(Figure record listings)
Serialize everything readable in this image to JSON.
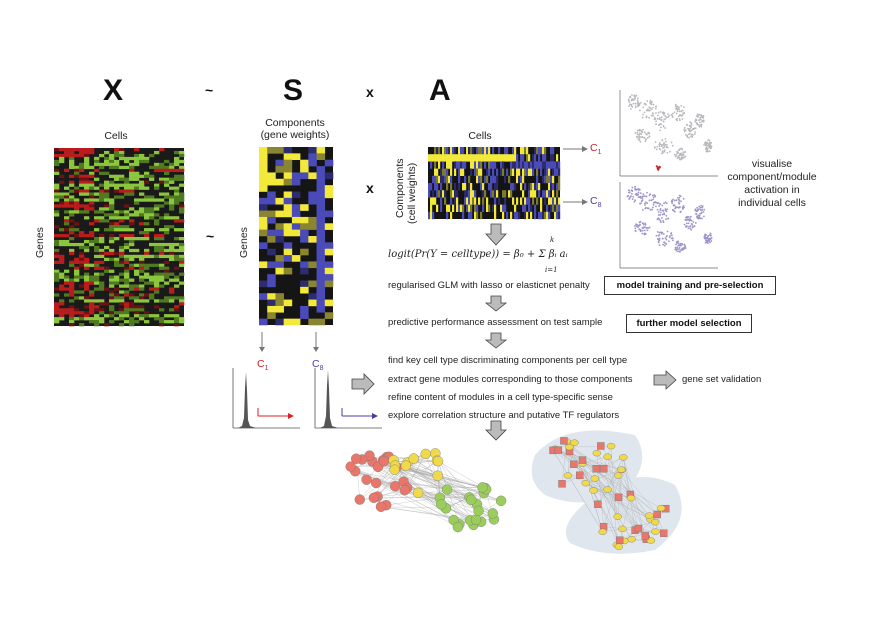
{
  "equation": {
    "x": "X",
    "tilde": "~",
    "s": "S",
    "times": "x",
    "a": "A"
  },
  "x_matrix": {
    "cols_label": "Cells",
    "rows_label": "Genes"
  },
  "s_matrix": {
    "cols_label_line1": "Components",
    "cols_label_line2": "(gene weights)",
    "rows_label": "Genes"
  },
  "a_matrix": {
    "cols_label": "Cells",
    "rows_label_line1": "Components",
    "rows_label_line2": "(cell weights)"
  },
  "components": {
    "c1": "C",
    "c1_sub": "1",
    "c8": "C",
    "c8_sub": "8"
  },
  "umap_note": {
    "line1": "visualise",
    "line2": "component/module",
    "line3": "activation in",
    "line4": "individual cells"
  },
  "formula": {
    "text": "logit(Pr(Y = celltype)) = β₀ + Σ βᵢ aᵢ",
    "sum_top": "k",
    "sum_bottom": "i=1"
  },
  "steps": {
    "glm": "regularised GLM with lasso or elasticnet penalty",
    "assessment": "predictive performance assessment on test sample",
    "find": "find key cell type discriminating components per cell type",
    "extract": "extract gene modules corresponding to those components",
    "refine": "refine content of modules in a cell type-specific sense",
    "explore": "explore correlation structure and putative TF regulators"
  },
  "boxes": {
    "training": "model training and pre-selection",
    "further": "further model selection"
  },
  "validation": "gene set validation",
  "colors": {
    "heat_green": "#8cc63f",
    "heat_red": "#b81c1c",
    "heat_black": "#111111",
    "blue": "#4a4ab8",
    "yellow": "#f2e93a",
    "c1_red": "#c42424",
    "c8_purple": "#4a3fa0",
    "arrow_gray": "#9a9a9a",
    "net_red": "#e8766a",
    "net_green": "#9acd5a",
    "net_yellow": "#f0d94a",
    "net_bg": "#dfe6ee"
  }
}
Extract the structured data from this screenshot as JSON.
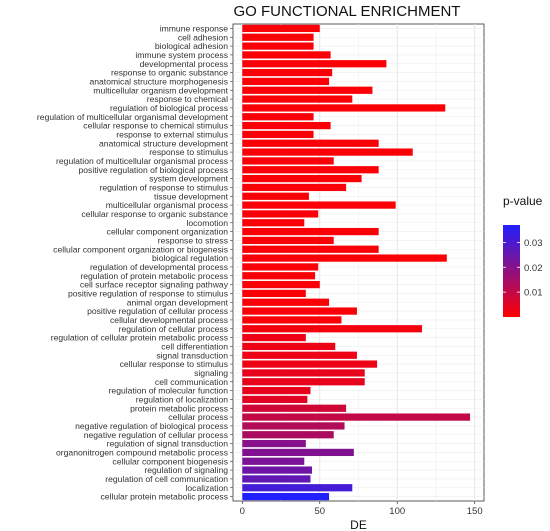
{
  "chart_data": {
    "type": "bar",
    "orientation": "horizontal",
    "title": "GO FUNCTIONAL ENRICHMENT",
    "xlabel": "DE",
    "ylabel": "",
    "xlim": [
      0,
      150
    ],
    "xticks": [
      0,
      50,
      100,
      150
    ],
    "grid": true,
    "legend": {
      "title": "p-value",
      "placement": "right",
      "type": "colorbar",
      "ticks": [
        0.01,
        0.02,
        0.03
      ],
      "range": [
        0.0,
        0.037
      ],
      "color_low": "#FF0000",
      "color_high": "#2020FF"
    },
    "categories": [
      "immune response",
      "cell adhesion",
      "biological adhesion",
      "immune system process",
      "developmental process",
      "response to organic substance",
      "anatomical structure morphogenesis",
      "multicellular organism development",
      "response to chemical",
      "regulation of biological process",
      "regulation of multicellular organismal development",
      "cellular response to chemical stimulus",
      "response to external stimulus",
      "anatomical structure development",
      "response to stimulus",
      "regulation of multicellular organismal process",
      "positive regulation of biological process",
      "system development",
      "regulation of response to stimulus",
      "tissue development",
      "multicellular organismal process",
      "cellular response to organic substance",
      "locomotion",
      "cellular component organization",
      "response to stress",
      "cellular component organization or biogenesis",
      "biological regulation",
      "regulation of developmental process",
      "regulation of protein metabolic process",
      "cell surface receptor signaling pathway",
      "positive regulation of response to stimulus",
      "animal organ development",
      "positive regulation of cellular process",
      "cellular developmental process",
      "regulation of cellular process",
      "regulation of cellular protein metabolic process",
      "cell differentiation",
      "signal transduction",
      "cellular response to stimulus",
      "signaling",
      "cell communication",
      "regulation of molecular function",
      "regulation of localization",
      "protein metabolic process",
      "cellular process",
      "negative regulation of biological process",
      "negative regulation of cellular process",
      "regulation of signal transduction",
      "organonitrogen compound metabolic process",
      "cellular component biogenesis",
      "regulation of signaling",
      "regulation of cell communication",
      "localization",
      "cellular protein metabolic process"
    ],
    "values": [
      50,
      46,
      46,
      57,
      93,
      58,
      56,
      84,
      71,
      131,
      46,
      57,
      46,
      88,
      110,
      59,
      88,
      77,
      67,
      43,
      99,
      49,
      40,
      88,
      59,
      88,
      132,
      49,
      47,
      50,
      41,
      56,
      74,
      64,
      116,
      41,
      60,
      74,
      87,
      79,
      79,
      44,
      42,
      67,
      147,
      66,
      59,
      41,
      72,
      40,
      45,
      44,
      71,
      56
    ],
    "pvalues": [
      0.001,
      0.001,
      0.001,
      0.001,
      0.001,
      0.001,
      0.001,
      0.001,
      0.001,
      0.001,
      0.001,
      0.001,
      0.001,
      0.001,
      0.001,
      0.001,
      0.001,
      0.001,
      0.001,
      0.001,
      0.001,
      0.001,
      0.001,
      0.001,
      0.001,
      0.001,
      0.001,
      0.001,
      0.001,
      0.001,
      0.001,
      0.001,
      0.001,
      0.001,
      0.002,
      0.003,
      0.003,
      0.003,
      0.003,
      0.004,
      0.004,
      0.004,
      0.005,
      0.008,
      0.01,
      0.013,
      0.014,
      0.02,
      0.021,
      0.022,
      0.024,
      0.026,
      0.031,
      0.037
    ]
  }
}
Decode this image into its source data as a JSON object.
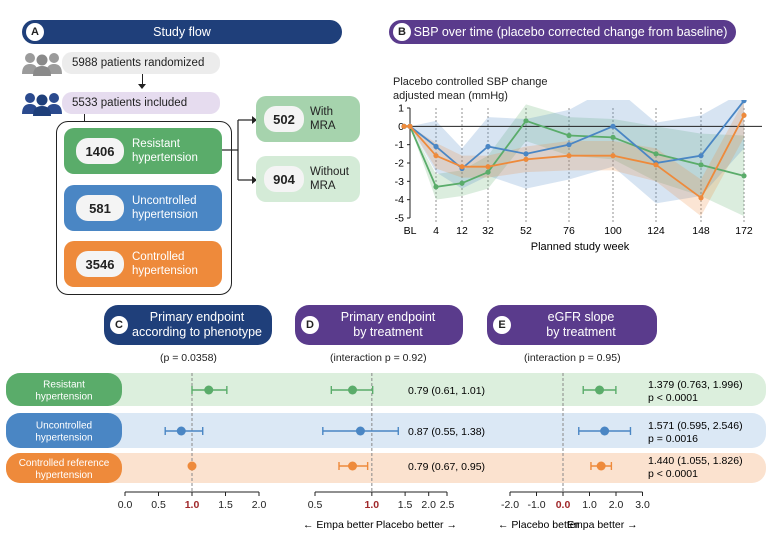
{
  "panels": {
    "a": {
      "letter": "A",
      "title": "Study flow"
    },
    "b": {
      "letter": "B",
      "title": "SBP over time (placebo corrected change from baseline)"
    },
    "c": {
      "letter": "C",
      "title_line1": "Primary endpoint",
      "title_line2": "according to phenotype"
    },
    "d": {
      "letter": "D",
      "title_line1": "Primary endpoint",
      "title_line2": "by treatment"
    },
    "e": {
      "letter": "E",
      "title_line1": "eGFR slope",
      "title_line2": "by treatment"
    }
  },
  "flow": {
    "randomized": "5988 patients randomized",
    "included": "5533 patients included",
    "resistant": {
      "n": "1406",
      "line1": "Resistant",
      "line2": "hypertension"
    },
    "uncontrolled": {
      "n": "581",
      "line1": "Uncontrolled",
      "line2": "hypertension"
    },
    "controlled": {
      "n": "3546",
      "line1": "Controlled",
      "line2": "hypertension"
    },
    "with_mra": {
      "n": "502",
      "line1": "With",
      "line2": "MRA"
    },
    "without_mra": {
      "n": "904",
      "line1": "Without",
      "line2": "MRA"
    }
  },
  "colors": {
    "green": "#5aac6a",
    "blue": "#4a86c4",
    "orange": "#ee8a3b",
    "navy": "#1f3f7a",
    "purple": "#5a3b8c",
    "darkred": "#a0282a"
  },
  "chart_data": [
    {
      "type": "line",
      "title": "Placebo controlled SBP change",
      "ylabel_line1": "Placebo controlled SBP change",
      "ylabel_line2": "adjusted mean (mmHg)",
      "xlabel": "Planned study week",
      "x_ticks": [
        "BL",
        "4",
        "12",
        "32",
        "52",
        "76",
        "100",
        "124",
        "148",
        "172"
      ],
      "x_tick_weeks": [
        0,
        4,
        12,
        32,
        52,
        76,
        100,
        124,
        148,
        172
      ],
      "y_ticks": [
        "1",
        "0",
        "-1",
        "-2",
        "-3",
        "-4",
        "-5"
      ],
      "ylim": [
        -5,
        1
      ],
      "series": [
        {
          "name": "Resistant hypertension",
          "color": "#5aac6a",
          "x": [
            -6,
            0,
            4,
            12,
            32,
            52,
            76,
            100,
            124,
            148,
            172
          ],
          "values": [
            0,
            0,
            -3.3,
            -3.1,
            -2.5,
            0.3,
            -0.5,
            -0.6,
            -1.5,
            -2.1,
            -2.7
          ],
          "lower": [
            0,
            0,
            -4.0,
            -3.8,
            -3.4,
            -0.8,
            -1.6,
            -1.8,
            -3.0,
            -3.8,
            -4.9
          ],
          "upper": [
            0,
            0,
            -2.6,
            -2.4,
            -1.6,
            1.2,
            0.5,
            0.4,
            0.0,
            -0.4,
            -0.5
          ]
        },
        {
          "name": "Uncontrolled hypertension",
          "color": "#4a86c4",
          "x": [
            -6,
            0,
            4,
            12,
            32,
            52,
            76,
            100,
            124,
            148,
            172
          ],
          "values": [
            0,
            0,
            -1.1,
            -2.3,
            -1.1,
            -1.5,
            -1.0,
            0.0,
            -2.0,
            -1.6,
            1.4
          ],
          "lower": [
            0,
            0,
            -2.5,
            -3.4,
            -2.7,
            -3.4,
            -2.9,
            -2.2,
            -4.2,
            -3.8,
            -1.2
          ],
          "upper": [
            0,
            0,
            0.3,
            -1.2,
            0.5,
            0.4,
            0.9,
            2.2,
            0.2,
            0.6,
            1.9
          ]
        },
        {
          "name": "Controlled hypertension",
          "color": "#ee8a3b",
          "x": [
            -6,
            0,
            4,
            12,
            32,
            52,
            76,
            100,
            124,
            148,
            172
          ],
          "values": [
            0,
            0,
            -1.6,
            -2.2,
            -2.2,
            -1.8,
            -1.6,
            -1.6,
            -2.1,
            -3.9,
            0.6
          ],
          "lower": [
            0,
            0,
            -2.3,
            -2.8,
            -2.8,
            -2.5,
            -2.4,
            -2.4,
            -3.0,
            -4.9,
            -0.6
          ],
          "upper": [
            0,
            0,
            -0.9,
            -1.6,
            -1.6,
            -1.1,
            -0.8,
            -0.8,
            -1.2,
            -2.9,
            1.4
          ]
        }
      ]
    },
    {
      "type": "forest",
      "title": "Primary endpoint according to phenotype",
      "note": "(p = 0.0358)",
      "x_ticks": [
        "0.0",
        "0.5",
        "1.0",
        "1.5",
        "2.0"
      ],
      "x_tick_values": [
        0.0,
        0.5,
        1.0,
        1.5,
        2.0
      ],
      "reference": 1.0,
      "rows": [
        {
          "name": "Resistant hypertension",
          "estimate": 1.25,
          "lower": 1.0,
          "upper": 1.52
        },
        {
          "name": "Uncontrolled hypertension",
          "estimate": 0.84,
          "lower": 0.6,
          "upper": 1.16
        },
        {
          "name": "Controlled reference hypertension",
          "estimate": 1.0
        }
      ]
    },
    {
      "type": "forest",
      "title": "Primary endpoint by treatment",
      "note": "(interaction p = 0.92)",
      "x_ticks": [
        "0.5",
        "1.0",
        "1.5",
        "2.0",
        "2.5"
      ],
      "x_tick_values": [
        0.5,
        1.0,
        1.5,
        2.0,
        2.5
      ],
      "reference": 1.0,
      "left_label": "Empa better",
      "right_label": "Placebo better",
      "rows": [
        {
          "estimate": 0.79,
          "lower": 0.61,
          "upper": 1.01,
          "text": "0.79 (0.61, 1.01)"
        },
        {
          "estimate": 0.87,
          "lower": 0.55,
          "upper": 1.38,
          "text": "0.87 (0.55, 1.38)"
        },
        {
          "estimate": 0.79,
          "lower": 0.67,
          "upper": 0.95,
          "text": "0.79 (0.67, 0.95)"
        }
      ]
    },
    {
      "type": "forest",
      "title": "eGFR slope by treatment",
      "note": "(interaction p = 0.95)",
      "x_ticks": [
        "-2.0",
        "-1.0",
        "0.0",
        "1.0",
        "2.0",
        "3.0"
      ],
      "x_tick_values": [
        -2.0,
        -1.0,
        0.0,
        1.0,
        2.0,
        3.0
      ],
      "reference": 0.0,
      "left_label": "Placebo better",
      "right_label": "Empa better",
      "rows": [
        {
          "estimate": 1.379,
          "lower": 0.763,
          "upper": 1.996,
          "text": "1.379 (0.763, 1.996)",
          "p": "p < 0.0001"
        },
        {
          "estimate": 1.571,
          "lower": 0.595,
          "upper": 2.546,
          "text": "1.571 (0.595, 2.546)",
          "p": "p = 0.0016"
        },
        {
          "estimate": 1.44,
          "lower": 1.055,
          "upper": 1.826,
          "text": "1.440 (1.055,  1.826)",
          "p": "p < 0.0001"
        }
      ]
    }
  ]
}
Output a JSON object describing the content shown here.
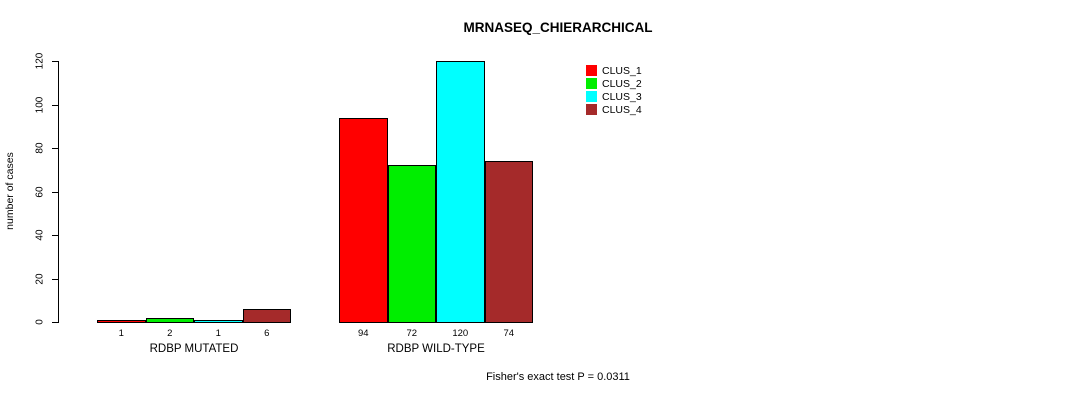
{
  "chart_data": {
    "type": "bar",
    "title": "MRNASEQ_CHIERARCHICAL",
    "ylabel": "number of cases",
    "xlabel": "",
    "yticks": [
      0,
      20,
      40,
      60,
      80,
      100,
      120
    ],
    "ylim": [
      0,
      126
    ],
    "grid": false,
    "legend_position": "top-right",
    "categories": [
      "RDBP MUTATED",
      "RDBP WILD-TYPE"
    ],
    "series": [
      {
        "name": "CLUS_1",
        "color": "#ff0000",
        "values": [
          1,
          94
        ]
      },
      {
        "name": "CLUS_2",
        "color": "#00ee00",
        "values": [
          2,
          72
        ]
      },
      {
        "name": "CLUS_3",
        "color": "#00ffff",
        "values": [
          1,
          120
        ]
      },
      {
        "name": "CLUS_4",
        "color": "#a52a2a",
        "values": [
          6,
          74
        ]
      }
    ],
    "bar_value_labels": {
      "RDBP MUTATED": [
        "1",
        "2",
        "1",
        "6"
      ],
      "RDBP WILD-TYPE": [
        "94",
        "72",
        "120",
        "74"
      ]
    },
    "annotation": "Fisher's exact test P = 0.0311"
  }
}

» TASK BRIEF
Go through the lines above. Select every one that has the string "from".

» RESPONSE TO THIS EXERCISE
Extract the structured data from this screenshot as JSON.
      "title": "SBP over time (placebo corrected change from baseline)"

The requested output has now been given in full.